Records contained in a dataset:
.....

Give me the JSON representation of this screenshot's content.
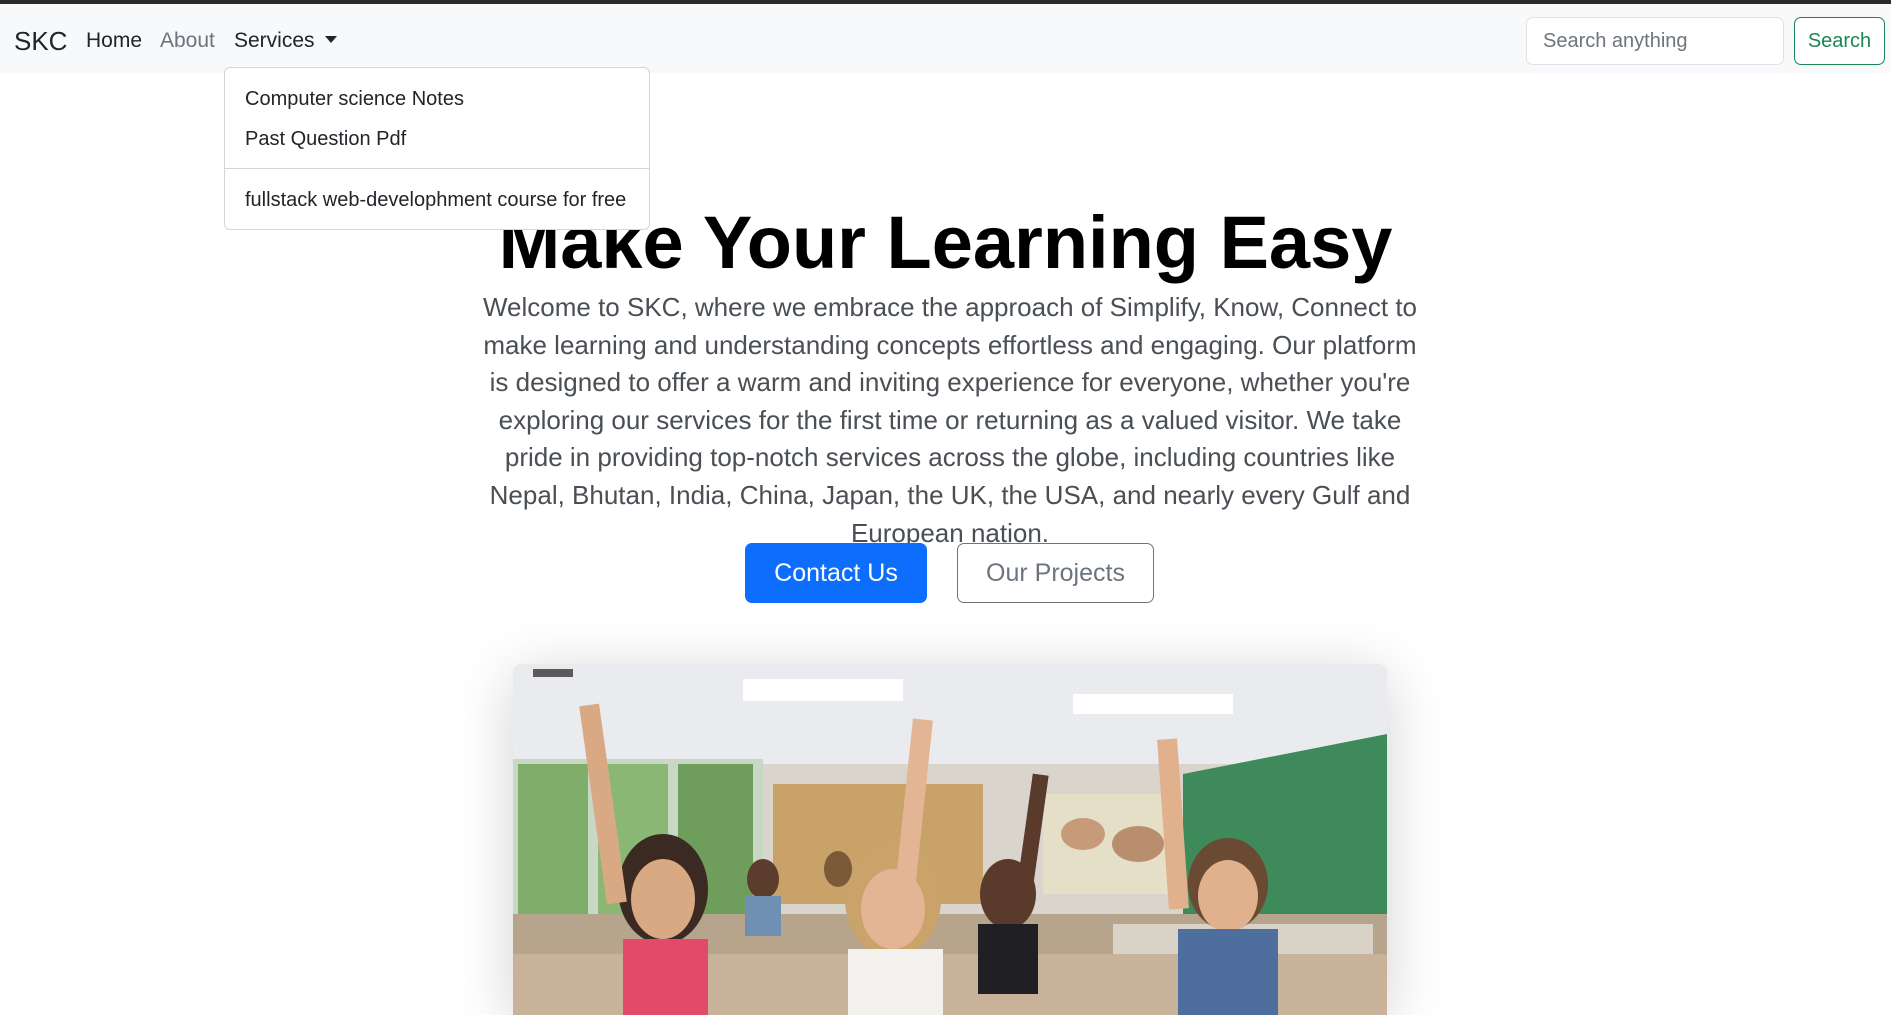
{
  "navbar": {
    "brand": "SKC",
    "links": {
      "home": "Home",
      "about": "About",
      "services": "Services"
    },
    "search": {
      "placeholder": "Search anything",
      "button_label": "Search"
    }
  },
  "dropdown": {
    "items": [
      "Computer science Notes",
      "Past Question Pdf",
      "fullstack web-develophment course for free"
    ]
  },
  "hero": {
    "title": "Make Your Learning Easy",
    "description": "Welcome to SKC, where we embrace the approach of Simplify, Know, Connect to make learning and understanding concepts effortless and engaging. Our platform is designed to offer a warm and inviting experience for everyone, whether you're exploring our services for the first time or returning as a valued visitor. We take pride in providing top-notch services across the globe, including countries like Nepal, Bhutan, India, China, Japan, the UK, the USA, and nearly every Gulf and European nation.",
    "primary_button": "Contact Us",
    "secondary_button": "Our Projects"
  },
  "colors": {
    "primary": "#0d6efd",
    "success": "#198754",
    "secondary": "#6c757d",
    "navbar_bg": "#f8f9fa"
  },
  "icons": {
    "services_toggle": "caret-down-icon"
  }
}
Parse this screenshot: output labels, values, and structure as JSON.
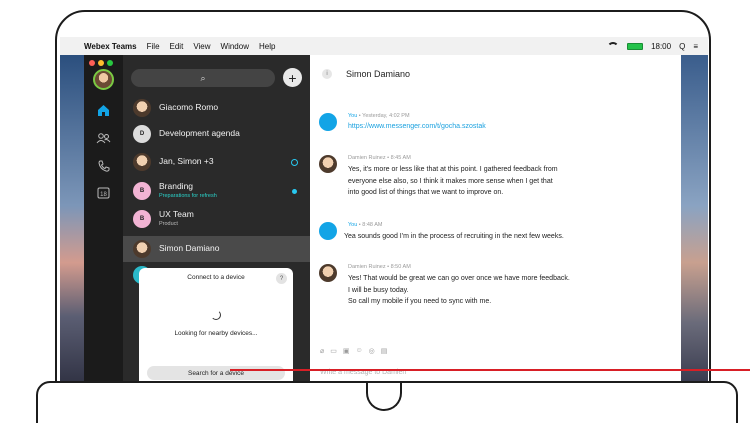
{
  "menubar": {
    "app_name": "Webex Teams",
    "menu_items": [
      "File",
      "Edit",
      "View",
      "Window",
      "Help"
    ],
    "clock": "18:00",
    "apple_glyph": "",
    "search_glyph": "Q",
    "menu_glyph": "≡"
  },
  "traffic_colors": [
    "#fe5f57",
    "#febc2e",
    "#28c840"
  ],
  "rail": {
    "icons": [
      "home-icon",
      "people-icon",
      "phone-icon",
      "calendar-icon"
    ],
    "calendar_day": "18"
  },
  "list": {
    "search_glyph": "⌕",
    "plus_glyph": "+",
    "items": [
      {
        "name": "Giacomo Romo",
        "sub": "",
        "initial": "",
        "indicator": ""
      },
      {
        "name": "Development agenda",
        "sub": "",
        "initial": "D",
        "indicator": ""
      },
      {
        "name": "Jan, Simon +3",
        "sub": "",
        "initial": "",
        "indicator": "ring"
      },
      {
        "name": "Branding",
        "sub": "Preparations for refresh",
        "initial": "B",
        "indicator": "dot"
      },
      {
        "name": "UX Team",
        "sub": "Product",
        "initial": "B",
        "indicator": ""
      },
      {
        "name": "Simon Damiano",
        "sub": "",
        "initial": "",
        "indicator": ""
      }
    ]
  },
  "popup": {
    "title": "Connect to a device",
    "help": "?",
    "status": "Looking for nearby devices...",
    "button": "Search for a device"
  },
  "conversation": {
    "title": "Simon Damiano",
    "info_glyph": "i",
    "messages": [
      {
        "author": "You",
        "time": " • Yesterday, 4:02 PM",
        "lines": [
          "https://www.messenger.com/t/gocha.szostak"
        ]
      },
      {
        "author": "Damien Ruinez",
        "time": " • 8:45 AM",
        "lines": [
          "Yes, it's more or less like that at this point. I gathered feedback from",
          "everyone else also, so I think it makes more sense when I get that",
          "into good list of things that we want to improve on."
        ]
      },
      {
        "author": "You",
        "time": " • 8:48 AM",
        "lines": [
          "Yea sounds good I'm in the process of recruiting in the next few weeks."
        ]
      },
      {
        "author": "Damien Ruinez",
        "time": " • 8:50 AM",
        "lines": [
          "Yes! That would be great we can go over once we have more feedback.",
          "I will be busy today.",
          "So call my mobile if you need to sync with me."
        ]
      }
    ],
    "composer_placeholder": "Write a message to Damien",
    "composer_icons": [
      "paperclip-icon",
      "whiteboard-icon",
      "file-icon",
      "emoji-icon",
      "gif-icon",
      "image-icon"
    ]
  }
}
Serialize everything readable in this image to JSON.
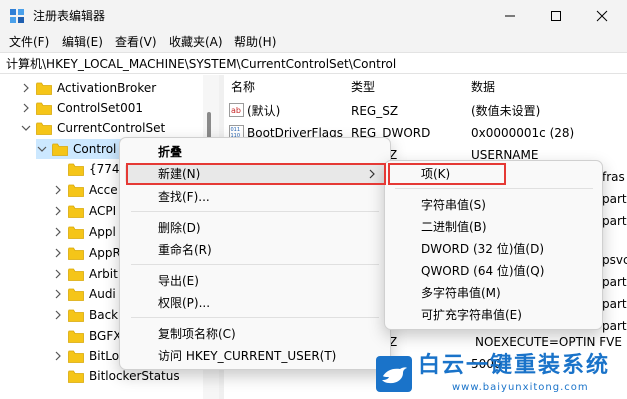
{
  "window": {
    "title": "注册表编辑器",
    "icon": "registry-editor-icon",
    "controls": [
      "minimize-icon",
      "maximize-icon",
      "close-icon"
    ]
  },
  "menubar": {
    "items": [
      "文件(F)",
      "编辑(E)",
      "查看(V)",
      "收藏夹(A)",
      "帮助(H)"
    ]
  },
  "address": "计算机\\HKEY_LOCAL_MACHINE\\SYSTEM\\CurrentControlSet\\Control",
  "tree": {
    "items": [
      {
        "label": "ActivationBroker",
        "expander": "chevron-right"
      },
      {
        "label": "ControlSet001",
        "expander": "chevron-right"
      },
      {
        "label": "CurrentControlSet",
        "expander": "chevron-down"
      },
      {
        "label": "Control",
        "expander": "chevron-down",
        "selected": true
      },
      {
        "label": "{7746",
        "expander": "none"
      },
      {
        "label": "Acce",
        "expander": "chevron-right"
      },
      {
        "label": "ACPI",
        "expander": "chevron-right"
      },
      {
        "label": "Appl",
        "expander": "chevron-right"
      },
      {
        "label": "AppR",
        "expander": "chevron-right"
      },
      {
        "label": "Arbit",
        "expander": "chevron-right"
      },
      {
        "label": "Audi",
        "expander": "chevron-right"
      },
      {
        "label": "Back",
        "expander": "chevron-right"
      },
      {
        "label": "BGFX",
        "expander": "none"
      },
      {
        "label": "BitLo",
        "expander": "chevron-right"
      },
      {
        "label": "BitlockerStatus",
        "expander": "none"
      }
    ]
  },
  "list": {
    "columns": [
      "名称",
      "类型",
      "数据"
    ],
    "rows": [
      {
        "icon": "string-value-icon",
        "name": "(默认)",
        "type": "REG_SZ",
        "data": "(数值未设置)"
      },
      {
        "icon": "binary-value-icon",
        "name": "BootDriverFlags",
        "type": "REG_DWORD",
        "data": "0x0000001c (28)"
      },
      {
        "icon": "",
        "name": "",
        "type": "Z",
        "data": "USERNAME"
      }
    ],
    "data_fragments": [
      "fras",
      "parti",
      "parti",
      "psvc",
      "parti",
      "parti",
      "parti"
    ],
    "partial_row": {
      "type": "Z",
      "data": "NOEXECUTE=OPTIN  FVE"
    },
    "partial_row2": {
      "data": "5000"
    }
  },
  "context_menu": {
    "items": [
      "折叠",
      "新建(N)",
      "查找(F)...",
      "删除(D)",
      "重命名(R)",
      "导出(E)",
      "权限(P)...",
      "复制项名称(C)",
      "访问 HKEY_CURRENT_USER(T)"
    ],
    "submenu_arrow": "chevron-right-icon"
  },
  "submenu": {
    "items": [
      "项(K)",
      "字符串值(S)",
      "二进制值(B)",
      "DWORD (32 位)值(D)",
      "QWORD (64 位)值(Q)",
      "多字符串值(M)",
      "可扩充字符串值(E)"
    ]
  },
  "watermark": {
    "brand": "白云一键重装系统",
    "url": "www.baiyunxitong.com",
    "icon": "bird-logo-icon"
  },
  "colors": {
    "accent_red": "#e53935",
    "selection": "#cce8ff",
    "folder": "#f5c518",
    "watermark_blue": "#1a73c9"
  }
}
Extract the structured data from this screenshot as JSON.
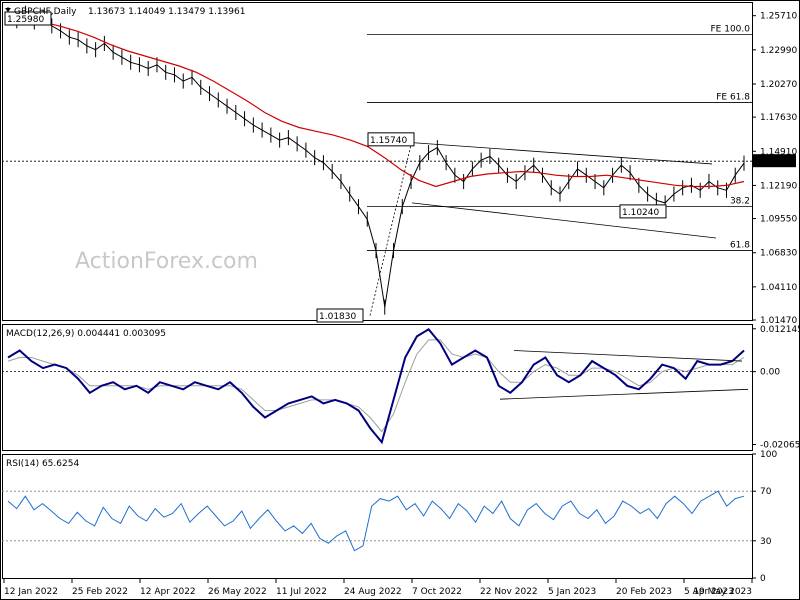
{
  "header": {
    "symbol": "GBPCHF,Daily",
    "ohlc": "1.13673 1.14049 1.13479 1.13961"
  },
  "watermark": "ActionForex.com",
  "chart_data": [
    {
      "type": "line",
      "panel": "price",
      "title": "GBPCHF,Daily",
      "y_axis_ticks": [
        "1.25710",
        "1.22990",
        "1.20270",
        "1.17630",
        "1.14910",
        "1.12190",
        "1.09550",
        "1.06830",
        "1.04110",
        "1.01470"
      ],
      "ylim": [
        1.0147,
        1.268
      ],
      "x_axis_ticks": [
        "12 Jan 2022",
        "25 Feb 2022",
        "12 Apr 2022",
        "26 May 2022",
        "11 Jul 2022",
        "24 Aug 2022",
        "7 Oct 2022",
        "22 Nov 2022",
        "5 Jan 2023",
        "20 Feb 2023",
        "5 Apr 2023",
        "19 May 2023"
      ],
      "series": [
        {
          "values": [
            1.258,
            1.253,
            1.259,
            1.252,
            1.256,
            1.249,
            1.245,
            1.24,
            1.238,
            1.233,
            1.23,
            1.235,
            1.228,
            1.224,
            1.22,
            1.218,
            1.215,
            1.218,
            1.212,
            1.21,
            1.205,
            1.208,
            1.2,
            1.195,
            1.19,
            1.185,
            1.18,
            1.175,
            1.17,
            1.166,
            1.162,
            1.158,
            1.16,
            1.155,
            1.15,
            1.144,
            1.14,
            1.133,
            1.125,
            1.115,
            1.105,
            1.095,
            1.07,
            1.025,
            1.07,
            1.105,
            1.125,
            1.14,
            1.148,
            1.152,
            1.14,
            1.13,
            1.125,
            1.135,
            1.142,
            1.145,
            1.138,
            1.13,
            1.125,
            1.132,
            1.138,
            1.13,
            1.12,
            1.115,
            1.125,
            1.135,
            1.13,
            1.125,
            1.12,
            1.13,
            1.138,
            1.132,
            1.122,
            1.115,
            1.11,
            1.108,
            1.115,
            1.12,
            1.122,
            1.118,
            1.125,
            1.12,
            1.118,
            1.13,
            1.1396
          ]
        },
        {
          "values": [
            1.256,
            1.254,
            1.252,
            1.249,
            1.245,
            1.24,
            1.234,
            1.229,
            1.225,
            1.221,
            1.217,
            1.212,
            1.205,
            1.197,
            1.189,
            1.18,
            1.173,
            1.168,
            1.165,
            1.162,
            1.158,
            1.153,
            1.144,
            1.134,
            1.126,
            1.121,
            1.125,
            1.129,
            1.131,
            1.132,
            1.133,
            1.132,
            1.13,
            1.129,
            1.129,
            1.13,
            1.128,
            1.126,
            1.124,
            1.122,
            1.121,
            1.121,
            1.122,
            1.125
          ]
        }
      ],
      "annotations": [
        {
          "text": "1.25980",
          "price": 1.2598
        },
        {
          "text": "1.15740",
          "price": 1.1574
        },
        {
          "text": "1.01830",
          "price": 1.0183
        },
        {
          "text": "1.10240",
          "price": 1.1024
        },
        {
          "text": "1.14120",
          "price": 1.1412
        },
        {
          "text": "FE 100.0",
          "price": 1.242
        },
        {
          "text": "FE 61.8",
          "price": 1.188
        },
        {
          "text": "38.2",
          "price": 1.105
        },
        {
          "text": "61.8",
          "price": 1.07
        }
      ]
    },
    {
      "type": "line",
      "panel": "macd",
      "title": "MACD(12,26,9) 0.004441 0.003095",
      "y_axis_ticks": [
        "0.012145",
        "0.00",
        "-0.020656"
      ],
      "ylim": [
        -0.0222,
        0.0135
      ],
      "series": [
        {
          "values": [
            0.004,
            0.006,
            0.003,
            0.001,
            0.002,
            0.001,
            -0.002,
            -0.006,
            -0.004,
            -0.003,
            -0.005,
            -0.004,
            -0.006,
            -0.003,
            -0.004,
            -0.005,
            -0.003,
            -0.004,
            -0.005,
            -0.003,
            -0.006,
            -0.01,
            -0.013,
            -0.011,
            -0.009,
            -0.008,
            -0.007,
            -0.009,
            -0.008,
            -0.009,
            -0.011,
            -0.016,
            -0.02,
            -0.008,
            0.004,
            0.01,
            0.012,
            0.008,
            0.002,
            0.004,
            0.006,
            0.004,
            -0.004,
            -0.006,
            -0.003,
            0.002,
            0.004,
            -0.001,
            -0.003,
            -0.001,
            0.003,
            0.001,
            -0.001,
            -0.004,
            -0.005,
            -0.002,
            0.002,
            0.001,
            -0.002,
            0.003,
            0.002,
            0.002,
            0.003,
            0.006
          ]
        },
        {
          "values": [
            0.003,
            0.004,
            0.004,
            0.003,
            0.002,
            0.001,
            -0.001,
            -0.004,
            -0.004,
            -0.004,
            -0.004,
            -0.004,
            -0.005,
            -0.004,
            -0.004,
            -0.004,
            -0.004,
            -0.004,
            -0.004,
            -0.004,
            -0.005,
            -0.008,
            -0.011,
            -0.011,
            -0.01,
            -0.009,
            -0.008,
            -0.008,
            -0.008,
            -0.009,
            -0.01,
            -0.013,
            -0.017,
            -0.012,
            -0.003,
            0.005,
            0.009,
            0.009,
            0.005,
            0.004,
            0.005,
            0.004,
            0.0,
            -0.003,
            -0.003,
            0.0,
            0.002,
            0.001,
            -0.001,
            -0.001,
            0.001,
            0.001,
            0.0,
            -0.002,
            -0.004,
            -0.003,
            0.0,
            0.001,
            0.0,
            0.001,
            0.002,
            0.002,
            0.002,
            0.004
          ]
        }
      ]
    },
    {
      "type": "line",
      "panel": "rsi",
      "title": "RSI(14) 65.6254",
      "y_axis_ticks": [
        "100",
        "70",
        "30",
        "0"
      ],
      "ylim": [
        0,
        100
      ],
      "series": [
        {
          "values": [
            62,
            56,
            66,
            55,
            60,
            54,
            48,
            44,
            53,
            46,
            42,
            57,
            48,
            44,
            58,
            50,
            46,
            56,
            49,
            52,
            60,
            45,
            52,
            58,
            50,
            42,
            46,
            54,
            40,
            48,
            55,
            46,
            38,
            42,
            36,
            44,
            32,
            28,
            34,
            38,
            22,
            26,
            58,
            64,
            62,
            66,
            55,
            60,
            50,
            62,
            56,
            48,
            60,
            54,
            45,
            58,
            52,
            62,
            48,
            42,
            55,
            60,
            52,
            47,
            58,
            62,
            52,
            48,
            55,
            44,
            50,
            62,
            58,
            52,
            56,
            48,
            60,
            66,
            60,
            52,
            62,
            66,
            70,
            58,
            64,
            66
          ]
        }
      ]
    }
  ]
}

.....

## EXERCISE AIM
Copy every line of the listing that includes the string "from".

## FINISHED EXERCISE
          "Yes, it's more or less like that at this point. I gathered feedback from",
Extract the structured data from this screenshot as JSON.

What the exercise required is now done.